+++ DATA PROVIDED +++
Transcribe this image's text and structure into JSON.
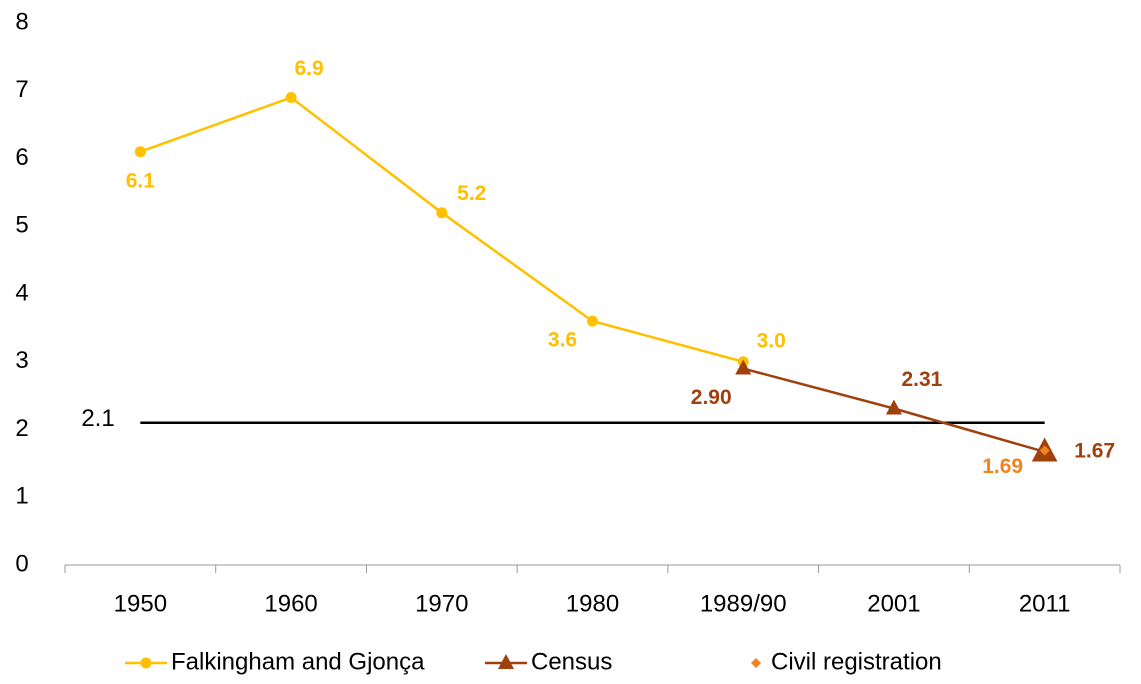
{
  "chart_data": {
    "type": "line",
    "categories": [
      "1950",
      "1960",
      "1970",
      "1980",
      "1989/90",
      "2001",
      "2011"
    ],
    "series": [
      {
        "name": "Falkingham and Gjonça",
        "color": "#FFC000",
        "marker": "circle",
        "values": [
          6.1,
          6.9,
          5.2,
          3.6,
          3.0,
          null,
          null
        ],
        "value_labels": [
          "6.1",
          "6.9",
          "5.2",
          "3.6",
          "3.0",
          null,
          null
        ]
      },
      {
        "name": "Census",
        "color": "#A0410D",
        "marker": "triangle",
        "values": [
          null,
          null,
          null,
          null,
          2.9,
          2.31,
          1.67
        ],
        "value_labels": [
          null,
          null,
          null,
          null,
          "2.90",
          "2.31",
          "1.67"
        ]
      },
      {
        "name": "Civil registration",
        "color": "#F4821F",
        "marker": "diamond",
        "values": [
          null,
          null,
          null,
          null,
          null,
          null,
          1.69
        ],
        "value_labels": [
          null,
          null,
          null,
          null,
          null,
          null,
          "1.69"
        ]
      }
    ],
    "reference_line": 2.1,
    "ylim": [
      0,
      8
    ],
    "yticks": [
      0,
      1,
      2,
      3,
      4,
      5,
      6,
      7,
      8
    ],
    "grid": false,
    "legend": "bottom"
  }
}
+++
• AIM:
Your copy should hold every record word for word and none of the pictures.

• ANSWER BELOW:
Transcribe this image's text and structure into JSON.
{
  "chart_data": {
    "type": "line",
    "categories": [
      "1950",
      "1960",
      "1970",
      "1980",
      "1989/90",
      "2001",
      "2011"
    ],
    "series": [
      {
        "name": "Falkingham and Gjonça",
        "color": "#FFC000",
        "marker": "circle",
        "values": [
          6.1,
          6.9,
          5.2,
          3.6,
          3.0,
          null,
          null
        ],
        "value_labels": [
          "6.1",
          "6.9",
          "5.2",
          "3.6",
          "3.0",
          null,
          null
        ]
      },
      {
        "name": "Census",
        "color": "#A0410D",
        "marker": "triangle",
        "values": [
          null,
          null,
          null,
          null,
          2.9,
          2.31,
          1.67
        ],
        "value_labels": [
          null,
          null,
          null,
          null,
          "2.90",
          "2.31",
          "1.67"
        ]
      },
      {
        "name": "Civil registration",
        "color": "#F4821F",
        "marker": "diamond",
        "values": [
          null,
          null,
          null,
          null,
          null,
          null,
          1.69
        ],
        "value_labels": [
          null,
          null,
          null,
          null,
          null,
          null,
          "1.69"
        ]
      }
    ],
    "reference_line": 2.1,
    "ylim": [
      0,
      8
    ],
    "yticks": [
      0,
      1,
      2,
      3,
      4,
      5,
      6,
      7,
      8
    ],
    "grid": false,
    "legend": "bottom"
  }
}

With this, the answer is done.